*What is being asked*: Every line that contains the word "MwSt" should be copied out.

*Input rows*:
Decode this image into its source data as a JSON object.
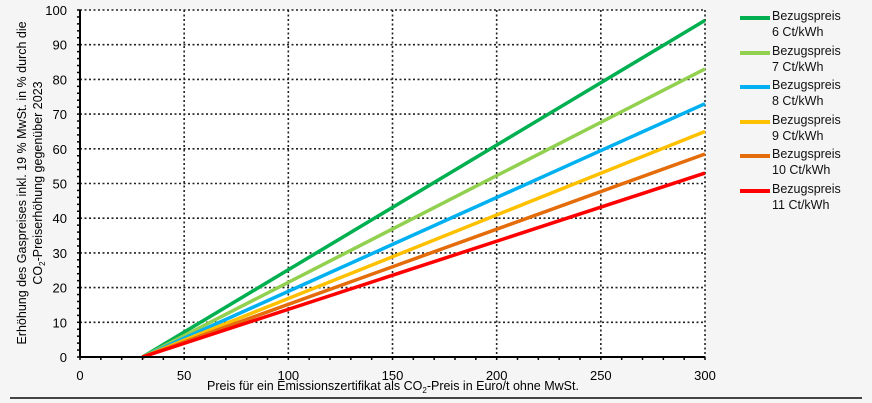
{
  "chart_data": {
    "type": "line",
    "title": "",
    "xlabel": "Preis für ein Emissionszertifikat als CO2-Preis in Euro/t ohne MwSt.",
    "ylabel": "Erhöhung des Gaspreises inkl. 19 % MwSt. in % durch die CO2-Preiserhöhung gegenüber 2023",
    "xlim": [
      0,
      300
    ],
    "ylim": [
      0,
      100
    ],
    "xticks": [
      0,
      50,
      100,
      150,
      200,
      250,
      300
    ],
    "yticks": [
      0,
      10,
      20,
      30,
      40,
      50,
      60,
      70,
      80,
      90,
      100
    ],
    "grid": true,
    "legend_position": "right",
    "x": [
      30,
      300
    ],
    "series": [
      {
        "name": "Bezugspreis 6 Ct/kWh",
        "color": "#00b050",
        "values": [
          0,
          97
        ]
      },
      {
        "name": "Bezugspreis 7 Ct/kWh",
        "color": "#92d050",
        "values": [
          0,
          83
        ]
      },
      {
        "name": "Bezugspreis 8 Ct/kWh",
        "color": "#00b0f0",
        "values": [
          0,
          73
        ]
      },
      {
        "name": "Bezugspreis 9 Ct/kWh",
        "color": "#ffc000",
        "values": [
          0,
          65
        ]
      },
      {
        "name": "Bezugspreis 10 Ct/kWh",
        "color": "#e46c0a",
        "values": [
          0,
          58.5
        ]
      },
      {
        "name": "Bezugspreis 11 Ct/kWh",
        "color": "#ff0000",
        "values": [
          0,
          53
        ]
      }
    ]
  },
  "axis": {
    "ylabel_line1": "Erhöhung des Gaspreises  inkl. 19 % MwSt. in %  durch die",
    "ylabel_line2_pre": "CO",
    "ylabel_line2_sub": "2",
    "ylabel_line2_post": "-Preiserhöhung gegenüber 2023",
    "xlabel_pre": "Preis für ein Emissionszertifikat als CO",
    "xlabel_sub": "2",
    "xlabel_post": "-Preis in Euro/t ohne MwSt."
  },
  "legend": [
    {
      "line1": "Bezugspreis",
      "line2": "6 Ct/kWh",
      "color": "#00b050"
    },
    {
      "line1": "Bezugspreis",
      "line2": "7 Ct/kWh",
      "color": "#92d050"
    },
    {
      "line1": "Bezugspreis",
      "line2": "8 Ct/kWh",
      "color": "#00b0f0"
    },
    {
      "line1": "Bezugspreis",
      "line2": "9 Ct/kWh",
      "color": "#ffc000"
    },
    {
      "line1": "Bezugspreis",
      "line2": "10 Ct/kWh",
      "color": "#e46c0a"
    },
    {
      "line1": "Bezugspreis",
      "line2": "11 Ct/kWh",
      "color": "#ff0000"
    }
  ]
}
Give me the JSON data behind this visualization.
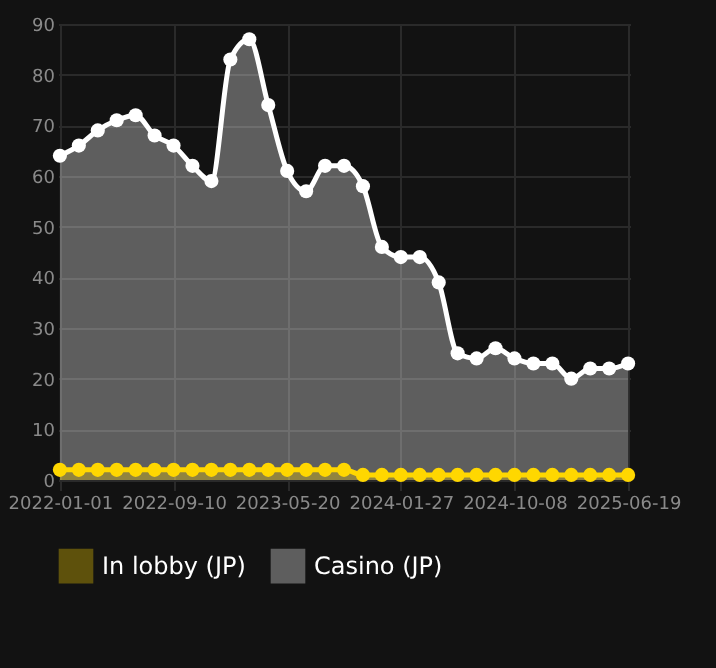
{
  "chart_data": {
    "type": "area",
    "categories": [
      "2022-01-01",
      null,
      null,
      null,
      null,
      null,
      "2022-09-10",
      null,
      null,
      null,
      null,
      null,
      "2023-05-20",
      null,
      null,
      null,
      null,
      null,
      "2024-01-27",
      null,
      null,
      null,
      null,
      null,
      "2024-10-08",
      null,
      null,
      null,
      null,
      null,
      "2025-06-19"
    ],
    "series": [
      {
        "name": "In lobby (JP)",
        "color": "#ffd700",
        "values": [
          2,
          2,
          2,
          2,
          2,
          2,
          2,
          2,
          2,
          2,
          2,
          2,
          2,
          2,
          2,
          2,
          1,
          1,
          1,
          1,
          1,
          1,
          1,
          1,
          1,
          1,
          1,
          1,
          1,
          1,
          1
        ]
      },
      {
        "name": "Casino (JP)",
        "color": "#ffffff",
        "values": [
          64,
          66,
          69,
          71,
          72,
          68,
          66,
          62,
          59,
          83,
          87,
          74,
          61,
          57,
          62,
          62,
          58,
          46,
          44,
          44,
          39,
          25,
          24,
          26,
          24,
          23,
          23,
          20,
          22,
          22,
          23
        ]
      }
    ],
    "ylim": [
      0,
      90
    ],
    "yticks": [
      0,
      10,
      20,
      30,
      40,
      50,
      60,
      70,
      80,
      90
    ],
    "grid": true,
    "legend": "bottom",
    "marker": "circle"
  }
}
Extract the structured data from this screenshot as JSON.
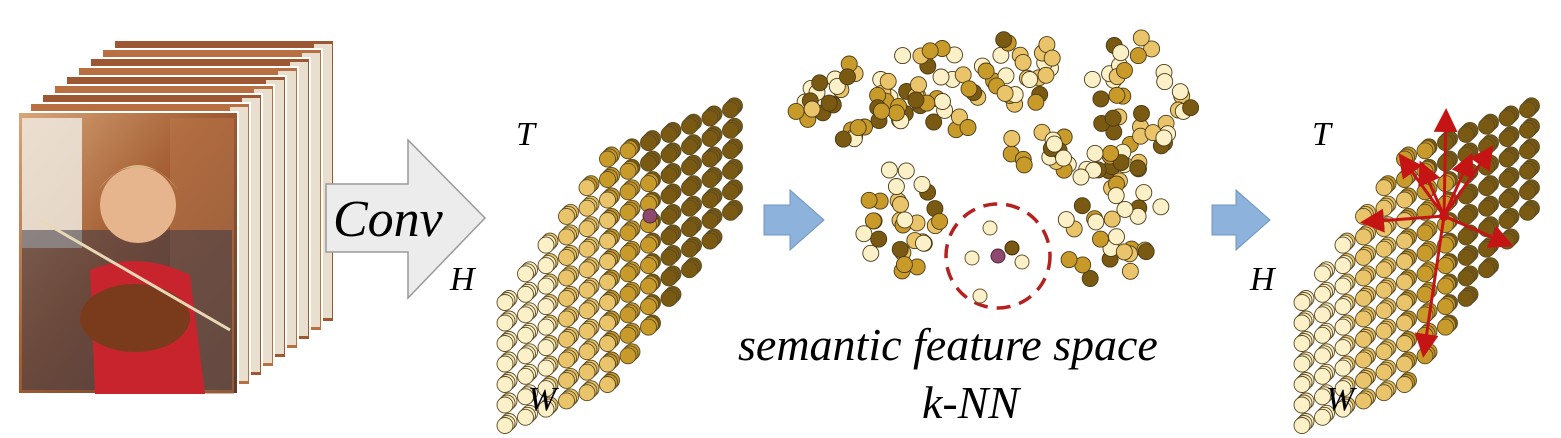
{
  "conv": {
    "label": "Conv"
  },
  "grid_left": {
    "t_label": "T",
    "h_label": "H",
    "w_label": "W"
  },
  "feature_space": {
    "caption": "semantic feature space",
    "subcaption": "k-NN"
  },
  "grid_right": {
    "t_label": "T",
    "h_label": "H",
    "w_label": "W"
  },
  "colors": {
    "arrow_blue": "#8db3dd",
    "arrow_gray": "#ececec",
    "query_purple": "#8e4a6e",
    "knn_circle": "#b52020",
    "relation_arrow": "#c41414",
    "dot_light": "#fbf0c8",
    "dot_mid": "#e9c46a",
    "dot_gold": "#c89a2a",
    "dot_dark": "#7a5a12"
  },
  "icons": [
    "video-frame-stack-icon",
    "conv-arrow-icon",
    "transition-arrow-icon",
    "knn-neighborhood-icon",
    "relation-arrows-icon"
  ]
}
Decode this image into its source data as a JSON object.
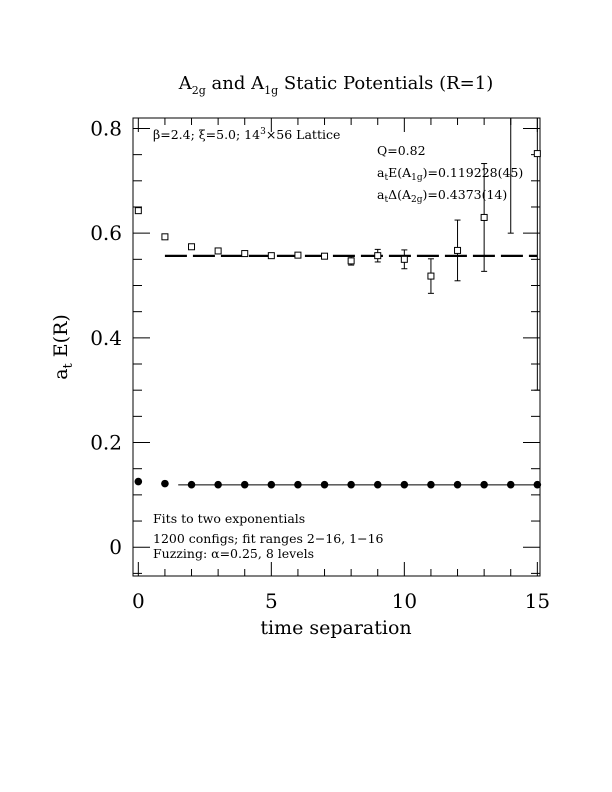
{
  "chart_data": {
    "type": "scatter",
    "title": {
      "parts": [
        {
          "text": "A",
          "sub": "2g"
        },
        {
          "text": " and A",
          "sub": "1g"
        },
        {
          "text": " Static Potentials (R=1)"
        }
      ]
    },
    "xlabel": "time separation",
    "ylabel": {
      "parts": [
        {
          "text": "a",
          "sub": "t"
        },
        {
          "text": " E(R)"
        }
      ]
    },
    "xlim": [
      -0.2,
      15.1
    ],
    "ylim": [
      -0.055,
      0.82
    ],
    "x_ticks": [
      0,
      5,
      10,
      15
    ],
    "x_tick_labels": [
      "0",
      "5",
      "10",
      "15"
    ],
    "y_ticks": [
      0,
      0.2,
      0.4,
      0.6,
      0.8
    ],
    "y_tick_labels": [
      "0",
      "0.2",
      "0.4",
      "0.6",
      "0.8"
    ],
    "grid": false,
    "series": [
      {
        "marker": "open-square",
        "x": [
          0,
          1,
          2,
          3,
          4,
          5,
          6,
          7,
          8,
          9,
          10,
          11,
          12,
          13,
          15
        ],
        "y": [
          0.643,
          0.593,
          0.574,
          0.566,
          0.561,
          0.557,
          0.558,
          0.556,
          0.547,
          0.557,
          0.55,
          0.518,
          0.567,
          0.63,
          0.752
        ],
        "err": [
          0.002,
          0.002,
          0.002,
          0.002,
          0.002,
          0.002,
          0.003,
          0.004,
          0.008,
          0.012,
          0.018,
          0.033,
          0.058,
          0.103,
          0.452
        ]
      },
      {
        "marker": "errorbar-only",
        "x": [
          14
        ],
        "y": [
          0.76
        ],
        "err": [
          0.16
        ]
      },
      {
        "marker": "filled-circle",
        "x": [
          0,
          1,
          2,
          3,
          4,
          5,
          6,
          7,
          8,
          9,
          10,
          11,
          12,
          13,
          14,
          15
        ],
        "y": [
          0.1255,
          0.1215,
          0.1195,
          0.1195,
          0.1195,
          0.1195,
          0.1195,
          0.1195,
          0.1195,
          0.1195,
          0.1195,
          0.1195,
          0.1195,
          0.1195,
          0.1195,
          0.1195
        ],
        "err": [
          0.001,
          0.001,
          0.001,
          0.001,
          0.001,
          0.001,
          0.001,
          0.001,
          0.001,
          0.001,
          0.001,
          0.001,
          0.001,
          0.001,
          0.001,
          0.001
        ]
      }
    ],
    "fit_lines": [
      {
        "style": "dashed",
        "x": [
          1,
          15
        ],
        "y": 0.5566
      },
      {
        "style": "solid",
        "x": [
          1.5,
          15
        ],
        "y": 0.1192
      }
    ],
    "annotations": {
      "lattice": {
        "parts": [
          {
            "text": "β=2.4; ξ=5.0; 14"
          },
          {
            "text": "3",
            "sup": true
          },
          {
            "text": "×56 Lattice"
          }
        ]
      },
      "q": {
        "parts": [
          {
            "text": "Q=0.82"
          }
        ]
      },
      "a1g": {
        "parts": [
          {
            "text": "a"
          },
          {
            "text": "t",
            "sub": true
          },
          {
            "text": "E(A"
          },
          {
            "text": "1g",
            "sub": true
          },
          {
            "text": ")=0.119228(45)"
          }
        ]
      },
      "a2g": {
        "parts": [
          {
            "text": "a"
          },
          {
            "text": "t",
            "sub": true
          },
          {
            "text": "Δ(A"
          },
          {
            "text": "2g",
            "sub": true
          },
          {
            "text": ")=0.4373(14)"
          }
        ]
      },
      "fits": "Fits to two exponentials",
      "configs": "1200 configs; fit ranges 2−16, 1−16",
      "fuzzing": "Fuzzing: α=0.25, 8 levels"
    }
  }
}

*Task result*:
    "xlabel": "Preis für ein Emissionszertifikat als CO2-Preis in Euro/t ohne MwSt.",
    "ylabel": "Erhöhung des Gaspreises inkl. 19 % MwSt. in % durch die CO2-Preiserhöhung gegenüber 2023",
    "ylabel_line1": "Erhöhung des Gaspreises  inkl. 19 % MwSt. in %  durch die",
    "xlabel_post": "-Preis in Euro/t ohne MwSt."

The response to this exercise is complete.